= Exercise objective =
Filter out everything except lines holding "page".

= Supplied material =
============================================================
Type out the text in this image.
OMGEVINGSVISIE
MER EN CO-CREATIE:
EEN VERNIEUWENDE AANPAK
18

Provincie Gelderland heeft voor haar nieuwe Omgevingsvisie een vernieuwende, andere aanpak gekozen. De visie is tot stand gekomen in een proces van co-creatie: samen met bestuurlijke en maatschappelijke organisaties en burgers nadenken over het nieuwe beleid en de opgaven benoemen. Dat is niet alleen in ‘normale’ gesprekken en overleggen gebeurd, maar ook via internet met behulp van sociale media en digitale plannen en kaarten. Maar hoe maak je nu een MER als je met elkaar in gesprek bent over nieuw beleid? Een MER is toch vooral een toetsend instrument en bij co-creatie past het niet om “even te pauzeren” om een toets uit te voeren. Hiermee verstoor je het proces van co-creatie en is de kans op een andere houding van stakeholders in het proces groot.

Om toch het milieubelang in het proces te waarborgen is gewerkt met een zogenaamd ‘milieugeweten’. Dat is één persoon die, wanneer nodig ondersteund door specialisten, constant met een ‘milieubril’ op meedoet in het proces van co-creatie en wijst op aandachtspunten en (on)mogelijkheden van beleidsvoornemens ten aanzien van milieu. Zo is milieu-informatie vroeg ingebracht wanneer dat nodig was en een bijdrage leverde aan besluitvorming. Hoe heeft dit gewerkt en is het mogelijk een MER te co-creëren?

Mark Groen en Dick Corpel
============================================================
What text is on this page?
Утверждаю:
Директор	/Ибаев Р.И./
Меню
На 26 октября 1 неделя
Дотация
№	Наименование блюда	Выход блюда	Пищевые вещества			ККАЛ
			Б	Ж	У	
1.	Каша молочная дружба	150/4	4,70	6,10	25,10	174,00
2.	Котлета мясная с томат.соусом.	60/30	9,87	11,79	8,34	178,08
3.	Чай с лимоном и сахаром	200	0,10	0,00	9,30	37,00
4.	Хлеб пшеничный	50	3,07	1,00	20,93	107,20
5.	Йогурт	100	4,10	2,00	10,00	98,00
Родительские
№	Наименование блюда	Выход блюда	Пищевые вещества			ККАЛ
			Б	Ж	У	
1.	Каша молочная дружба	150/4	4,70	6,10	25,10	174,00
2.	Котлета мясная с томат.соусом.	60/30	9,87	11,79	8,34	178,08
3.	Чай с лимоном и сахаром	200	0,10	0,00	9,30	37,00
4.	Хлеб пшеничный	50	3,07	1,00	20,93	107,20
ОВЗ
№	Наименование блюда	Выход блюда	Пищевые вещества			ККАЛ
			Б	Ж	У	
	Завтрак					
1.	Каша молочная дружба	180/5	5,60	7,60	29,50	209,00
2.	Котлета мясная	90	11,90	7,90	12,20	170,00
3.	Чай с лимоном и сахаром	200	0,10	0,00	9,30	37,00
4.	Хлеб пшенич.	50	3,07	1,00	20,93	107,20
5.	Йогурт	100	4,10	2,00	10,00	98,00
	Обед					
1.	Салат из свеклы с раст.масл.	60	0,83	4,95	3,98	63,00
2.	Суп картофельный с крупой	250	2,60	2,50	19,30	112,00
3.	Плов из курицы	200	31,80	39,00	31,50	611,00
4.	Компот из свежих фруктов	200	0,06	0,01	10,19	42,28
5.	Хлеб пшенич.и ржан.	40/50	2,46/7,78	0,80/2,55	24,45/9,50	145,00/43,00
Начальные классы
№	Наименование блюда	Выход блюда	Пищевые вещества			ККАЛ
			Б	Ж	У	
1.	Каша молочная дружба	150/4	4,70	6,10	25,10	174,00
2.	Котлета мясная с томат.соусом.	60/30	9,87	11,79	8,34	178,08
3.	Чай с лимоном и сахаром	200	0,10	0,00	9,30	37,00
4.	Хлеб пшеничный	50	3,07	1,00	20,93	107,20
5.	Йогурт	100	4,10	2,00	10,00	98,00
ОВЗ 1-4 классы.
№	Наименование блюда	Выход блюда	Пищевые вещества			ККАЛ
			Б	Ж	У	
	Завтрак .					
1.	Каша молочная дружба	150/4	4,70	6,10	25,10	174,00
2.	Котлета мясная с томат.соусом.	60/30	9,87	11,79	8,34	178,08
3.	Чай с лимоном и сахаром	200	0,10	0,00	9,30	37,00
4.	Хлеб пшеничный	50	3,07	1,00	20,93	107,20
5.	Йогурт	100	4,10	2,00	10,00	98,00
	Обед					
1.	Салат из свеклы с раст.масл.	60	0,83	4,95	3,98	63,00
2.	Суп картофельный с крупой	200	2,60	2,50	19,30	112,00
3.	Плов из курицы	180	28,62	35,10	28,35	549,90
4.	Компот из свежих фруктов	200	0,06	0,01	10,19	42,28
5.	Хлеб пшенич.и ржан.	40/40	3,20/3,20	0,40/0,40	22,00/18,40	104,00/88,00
============================================================
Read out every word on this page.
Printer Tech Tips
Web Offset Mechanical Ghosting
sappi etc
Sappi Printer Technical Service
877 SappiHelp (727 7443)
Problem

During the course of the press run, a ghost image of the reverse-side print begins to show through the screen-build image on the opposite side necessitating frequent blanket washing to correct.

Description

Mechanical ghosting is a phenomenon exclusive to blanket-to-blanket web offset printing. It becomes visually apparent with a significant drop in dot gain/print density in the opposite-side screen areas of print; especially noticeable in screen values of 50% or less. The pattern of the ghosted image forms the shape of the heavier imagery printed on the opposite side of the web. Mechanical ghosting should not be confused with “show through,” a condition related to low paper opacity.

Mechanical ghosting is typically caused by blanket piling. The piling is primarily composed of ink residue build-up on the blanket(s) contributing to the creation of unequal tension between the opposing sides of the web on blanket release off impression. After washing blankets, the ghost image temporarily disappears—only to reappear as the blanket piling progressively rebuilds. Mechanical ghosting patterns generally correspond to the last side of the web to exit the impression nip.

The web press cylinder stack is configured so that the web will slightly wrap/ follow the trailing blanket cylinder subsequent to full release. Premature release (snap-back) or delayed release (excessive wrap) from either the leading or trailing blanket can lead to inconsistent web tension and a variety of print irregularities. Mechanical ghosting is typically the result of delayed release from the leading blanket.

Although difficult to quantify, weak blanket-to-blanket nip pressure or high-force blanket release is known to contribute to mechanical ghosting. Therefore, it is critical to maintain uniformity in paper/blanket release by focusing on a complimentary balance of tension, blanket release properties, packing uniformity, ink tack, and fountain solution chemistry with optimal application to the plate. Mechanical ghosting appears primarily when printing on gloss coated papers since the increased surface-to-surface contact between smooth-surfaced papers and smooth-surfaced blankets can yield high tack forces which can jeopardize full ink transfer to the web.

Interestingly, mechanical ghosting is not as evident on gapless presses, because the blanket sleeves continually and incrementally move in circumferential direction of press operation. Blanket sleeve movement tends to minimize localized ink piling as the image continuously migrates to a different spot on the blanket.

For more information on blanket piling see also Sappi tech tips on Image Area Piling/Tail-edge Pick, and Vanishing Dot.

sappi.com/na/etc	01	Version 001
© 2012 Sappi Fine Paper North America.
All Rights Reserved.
============================================================
= Task response =
What text is on this page?
Read out every word on this page.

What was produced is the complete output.